- **Input for this task**
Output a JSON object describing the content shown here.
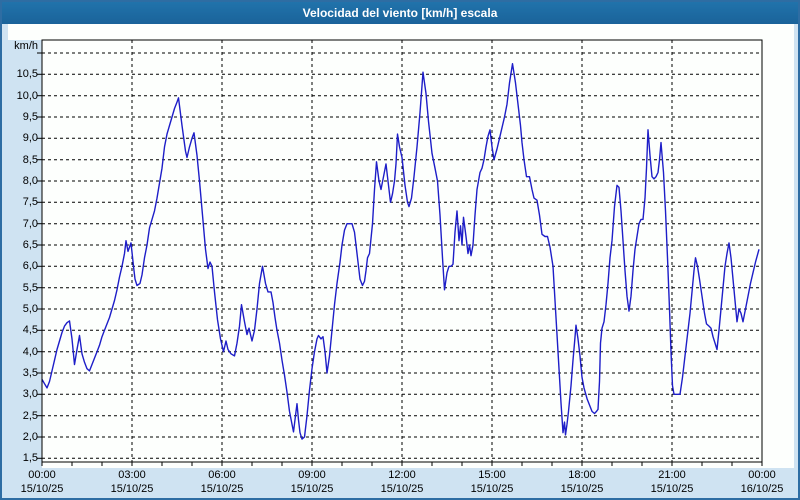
{
  "window": {
    "title": "Velocidad del viento [km/h] escala"
  },
  "chart_data": {
    "type": "line",
    "title": "Velocidad del viento [km/h] escala",
    "unit_label": "km/h",
    "xlabel": "",
    "ylabel": "km/h",
    "ylim": [
      1.5,
      11.0
    ],
    "y_step": 0.5,
    "xlim_hours": [
      0,
      24
    ],
    "x_major_step_hours": 3,
    "grid": "dashed",
    "legend": "none",
    "line_color": "#1e1ec8",
    "background_color": "#cfe3f2",
    "plot_background": "#fdfffd",
    "titlebar_color": "#1d6ba1",
    "y_tick_labels": [
      "1,5",
      "2,0",
      "2,5",
      "3,0",
      "3,5",
      "4,0",
      "4,5",
      "5,0",
      "5,5",
      "6,0",
      "6,5",
      "7,0",
      "7,5",
      "8,0",
      "8,5",
      "9,0",
      "9,5",
      "10,0",
      "10,5"
    ],
    "x_ticks": [
      {
        "time": "00:00",
        "date": "15/10/25"
      },
      {
        "time": "03:00",
        "date": "15/10/25"
      },
      {
        "time": "06:00",
        "date": "15/10/25"
      },
      {
        "time": "09:00",
        "date": "15/10/25"
      },
      {
        "time": "12:00",
        "date": "15/10/25"
      },
      {
        "time": "15:00",
        "date": "15/10/25"
      },
      {
        "time": "18:00",
        "date": "15/10/25"
      },
      {
        "time": "21:00",
        "date": "15/10/25"
      },
      {
        "time": "00:00",
        "date": "16/10/25"
      }
    ],
    "points_format": "[minute_of_day, wind_speed_kmh]",
    "points": [
      [
        0,
        3.35
      ],
      [
        5,
        3.25
      ],
      [
        10,
        3.15
      ],
      [
        15,
        3.3
      ],
      [
        20,
        3.55
      ],
      [
        25,
        3.8
      ],
      [
        30,
        4.05
      ],
      [
        35,
        4.25
      ],
      [
        40,
        4.45
      ],
      [
        45,
        4.6
      ],
      [
        50,
        4.68
      ],
      [
        55,
        4.72
      ],
      [
        60,
        4.3
      ],
      [
        65,
        3.7
      ],
      [
        70,
        4.05
      ],
      [
        75,
        4.38
      ],
      [
        80,
        3.95
      ],
      [
        85,
        3.75
      ],
      [
        90,
        3.6
      ],
      [
        95,
        3.55
      ],
      [
        100,
        3.7
      ],
      [
        105,
        3.85
      ],
      [
        110,
        4.0
      ],
      [
        115,
        4.15
      ],
      [
        120,
        4.35
      ],
      [
        125,
        4.5
      ],
      [
        130,
        4.65
      ],
      [
        135,
        4.8
      ],
      [
        140,
        5.0
      ],
      [
        145,
        5.2
      ],
      [
        150,
        5.45
      ],
      [
        155,
        5.75
      ],
      [
        160,
        6.0
      ],
      [
        165,
        6.3
      ],
      [
        168,
        6.6
      ],
      [
        172,
        6.35
      ],
      [
        178,
        6.55
      ],
      [
        183,
        6.0
      ],
      [
        186,
        5.7
      ],
      [
        190,
        5.55
      ],
      [
        196,
        5.6
      ],
      [
        200,
        5.8
      ],
      [
        205,
        6.2
      ],
      [
        210,
        6.5
      ],
      [
        215,
        6.9
      ],
      [
        220,
        7.1
      ],
      [
        225,
        7.3
      ],
      [
        230,
        7.6
      ],
      [
        235,
        7.95
      ],
      [
        240,
        8.3
      ],
      [
        245,
        8.8
      ],
      [
        250,
        9.1
      ],
      [
        255,
        9.3
      ],
      [
        260,
        9.5
      ],
      [
        265,
        9.7
      ],
      [
        270,
        9.85
      ],
      [
        273,
        9.95
      ],
      [
        280,
        9.3
      ],
      [
        287,
        8.7
      ],
      [
        290,
        8.55
      ],
      [
        295,
        8.8
      ],
      [
        300,
        9.0
      ],
      [
        304,
        9.13
      ],
      [
        310,
        8.6
      ],
      [
        315,
        8.0
      ],
      [
        321,
        7.2
      ],
      [
        327,
        6.4
      ],
      [
        332,
        5.95
      ],
      [
        336,
        6.1
      ],
      [
        340,
        6.0
      ],
      [
        345,
        5.4
      ],
      [
        351,
        4.75
      ],
      [
        357,
        4.3
      ],
      [
        363,
        4.0
      ],
      [
        368,
        4.25
      ],
      [
        372,
        4.05
      ],
      [
        378,
        3.95
      ],
      [
        385,
        3.9
      ],
      [
        390,
        4.2
      ],
      [
        395,
        4.6
      ],
      [
        399,
        5.1
      ],
      [
        405,
        4.7
      ],
      [
        410,
        4.4
      ],
      [
        414,
        4.55
      ],
      [
        420,
        4.25
      ],
      [
        425,
        4.5
      ],
      [
        430,
        5.0
      ],
      [
        435,
        5.6
      ],
      [
        441,
        6.0
      ],
      [
        447,
        5.6
      ],
      [
        452,
        5.4
      ],
      [
        458,
        5.4
      ],
      [
        462,
        5.15
      ],
      [
        466,
        4.8
      ],
      [
        470,
        4.5
      ],
      [
        475,
        4.2
      ],
      [
        480,
        3.8
      ],
      [
        485,
        3.45
      ],
      [
        490,
        3.05
      ],
      [
        495,
        2.6
      ],
      [
        500,
        2.3
      ],
      [
        503,
        2.12
      ],
      [
        507,
        2.5
      ],
      [
        510,
        2.78
      ],
      [
        513,
        2.4
      ],
      [
        516,
        2.1
      ],
      [
        520,
        1.95
      ],
      [
        525,
        2.0
      ],
      [
        530,
        2.5
      ],
      [
        535,
        3.1
      ],
      [
        540,
        3.6
      ],
      [
        545,
        4.0
      ],
      [
        550,
        4.3
      ],
      [
        553,
        4.38
      ],
      [
        558,
        4.3
      ],
      [
        562,
        4.35
      ],
      [
        566,
        4.0
      ],
      [
        570,
        3.5
      ],
      [
        575,
        3.9
      ],
      [
        580,
        4.5
      ],
      [
        585,
        5.1
      ],
      [
        590,
        5.6
      ],
      [
        596,
        6.1
      ],
      [
        600,
        6.5
      ],
      [
        605,
        6.85
      ],
      [
        610,
        7.0
      ],
      [
        615,
        7.0
      ],
      [
        620,
        7.0
      ],
      [
        625,
        6.8
      ],
      [
        630,
        6.3
      ],
      [
        636,
        5.7
      ],
      [
        641,
        5.55
      ],
      [
        645,
        5.65
      ],
      [
        648,
        5.9
      ],
      [
        651,
        6.2
      ],
      [
        655,
        6.3
      ],
      [
        661,
        7.0
      ],
      [
        665,
        7.8
      ],
      [
        669,
        8.45
      ],
      [
        674,
        8.0
      ],
      [
        678,
        7.8
      ],
      [
        683,
        8.1
      ],
      [
        688,
        8.4
      ],
      [
        693,
        7.9
      ],
      [
        697,
        7.5
      ],
      [
        701,
        7.7
      ],
      [
        705,
        8.0
      ],
      [
        708,
        8.4
      ],
      [
        711,
        9.1
      ],
      [
        715,
        8.8
      ],
      [
        720,
        8.55
      ],
      [
        726,
        7.9
      ],
      [
        731,
        7.5
      ],
      [
        734,
        7.4
      ],
      [
        739,
        7.6
      ],
      [
        744,
        8.1
      ],
      [
        750,
        8.8
      ],
      [
        756,
        9.6
      ],
      [
        762,
        10.55
      ],
      [
        768,
        10.05
      ],
      [
        773,
        9.4
      ],
      [
        780,
        8.65
      ],
      [
        786,
        8.3
      ],
      [
        791,
        8.0
      ],
      [
        796,
        7.2
      ],
      [
        801,
        6.2
      ],
      [
        805,
        5.45
      ],
      [
        810,
        5.85
      ],
      [
        814,
        6.0
      ],
      [
        818,
        6.0
      ],
      [
        822,
        6.05
      ],
      [
        826,
        6.8
      ],
      [
        830,
        7.3
      ],
      [
        834,
        6.6
      ],
      [
        837,
        6.95
      ],
      [
        840,
        6.5
      ],
      [
        843,
        7.15
      ],
      [
        848,
        6.7
      ],
      [
        852,
        6.3
      ],
      [
        855,
        6.5
      ],
      [
        858,
        6.25
      ],
      [
        862,
        6.5
      ],
      [
        866,
        7.2
      ],
      [
        870,
        7.8
      ],
      [
        876,
        8.2
      ],
      [
        880,
        8.3
      ],
      [
        884,
        8.5
      ],
      [
        888,
        8.8
      ],
      [
        892,
        9.05
      ],
      [
        896,
        9.2
      ],
      [
        900,
        8.8
      ],
      [
        904,
        8.5
      ],
      [
        910,
        8.75
      ],
      [
        915,
        9.0
      ],
      [
        920,
        9.25
      ],
      [
        925,
        9.5
      ],
      [
        930,
        9.8
      ],
      [
        935,
        10.3
      ],
      [
        941,
        10.75
      ],
      [
        947,
        10.3
      ],
      [
        952,
        9.8
      ],
      [
        957,
        9.3
      ],
      [
        960,
        8.9
      ],
      [
        964,
        8.5
      ],
      [
        969,
        8.1
      ],
      [
        975,
        8.1
      ],
      [
        980,
        7.8
      ],
      [
        984,
        7.6
      ],
      [
        990,
        7.55
      ],
      [
        995,
        7.2
      ],
      [
        1000,
        6.75
      ],
      [
        1006,
        6.7
      ],
      [
        1011,
        6.7
      ],
      [
        1016,
        6.45
      ],
      [
        1022,
        6.0
      ],
      [
        1026,
        5.2
      ],
      [
        1030,
        4.4
      ],
      [
        1034,
        3.6
      ],
      [
        1038,
        2.8
      ],
      [
        1042,
        2.1
      ],
      [
        1045,
        2.35
      ],
      [
        1047,
        2.05
      ],
      [
        1050,
        2.3
      ],
      [
        1053,
        2.6
      ],
      [
        1058,
        3.2
      ],
      [
        1062,
        3.8
      ],
      [
        1065,
        4.2
      ],
      [
        1068,
        4.62
      ],
      [
        1072,
        4.3
      ],
      [
        1076,
        3.9
      ],
      [
        1080,
        3.4
      ],
      [
        1084,
        3.15
      ],
      [
        1090,
        2.9
      ],
      [
        1095,
        2.75
      ],
      [
        1100,
        2.6
      ],
      [
        1105,
        2.55
      ],
      [
        1109,
        2.6
      ],
      [
        1112,
        2.65
      ],
      [
        1115,
        3.3
      ],
      [
        1117,
        4.2
      ],
      [
        1120,
        4.55
      ],
      [
        1124,
        4.7
      ],
      [
        1128,
        5.1
      ],
      [
        1132,
        5.6
      ],
      [
        1136,
        6.2
      ],
      [
        1140,
        6.6
      ],
      [
        1145,
        7.4
      ],
      [
        1150,
        7.9
      ],
      [
        1154,
        7.85
      ],
      [
        1158,
        7.3
      ],
      [
        1162,
        6.6
      ],
      [
        1166,
        5.9
      ],
      [
        1170,
        5.3
      ],
      [
        1174,
        4.95
      ],
      [
        1178,
        5.3
      ],
      [
        1182,
        5.9
      ],
      [
        1186,
        6.4
      ],
      [
        1190,
        6.7
      ],
      [
        1194,
        7.0
      ],
      [
        1198,
        7.1
      ],
      [
        1202,
        7.1
      ],
      [
        1206,
        7.6
      ],
      [
        1209,
        8.3
      ],
      [
        1212,
        9.2
      ],
      [
        1216,
        8.6
      ],
      [
        1220,
        8.1
      ],
      [
        1224,
        8.05
      ],
      [
        1228,
        8.1
      ],
      [
        1232,
        8.2
      ],
      [
        1235,
        8.5
      ],
      [
        1238,
        8.9
      ],
      [
        1243,
        8.2
      ],
      [
        1247,
        7.3
      ],
      [
        1251,
        6.2
      ],
      [
        1255,
        5.0
      ],
      [
        1258,
        4.0
      ],
      [
        1261,
        3.2
      ],
      [
        1264,
        3.0
      ],
      [
        1270,
        3.0
      ],
      [
        1276,
        3.0
      ],
      [
        1281,
        3.4
      ],
      [
        1286,
        3.9
      ],
      [
        1291,
        4.4
      ],
      [
        1296,
        4.9
      ],
      [
        1300,
        5.4
      ],
      [
        1304,
        5.9
      ],
      [
        1307,
        6.2
      ],
      [
        1311,
        6.0
      ],
      [
        1315,
        5.7
      ],
      [
        1320,
        5.3
      ],
      [
        1325,
        4.9
      ],
      [
        1329,
        4.65
      ],
      [
        1334,
        4.6
      ],
      [
        1338,
        4.55
      ],
      [
        1342,
        4.35
      ],
      [
        1346,
        4.2
      ],
      [
        1350,
        4.05
      ],
      [
        1354,
        4.5
      ],
      [
        1358,
        5.0
      ],
      [
        1362,
        5.5
      ],
      [
        1366,
        6.0
      ],
      [
        1370,
        6.3
      ],
      [
        1374,
        6.55
      ],
      [
        1378,
        6.2
      ],
      [
        1382,
        5.7
      ],
      [
        1386,
        5.2
      ],
      [
        1390,
        4.7
      ],
      [
        1394,
        5.0
      ],
      [
        1398,
        4.9
      ],
      [
        1402,
        4.7
      ],
      [
        1407,
        5.0
      ],
      [
        1412,
        5.3
      ],
      [
        1417,
        5.6
      ],
      [
        1422,
        5.85
      ],
      [
        1427,
        6.1
      ],
      [
        1434,
        6.4
      ]
    ]
  }
}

- **Given instruction**
Return each full line of the entries that contains the word "time".

- **Answer below**
        "time": "00:00",
        "time": "03:00",
        "time": "06:00",
        "time": "09:00",
        "time": "12:00",
        "time": "15:00",
        "time": "18:00",
        "time": "21:00",
        "time": "00:00",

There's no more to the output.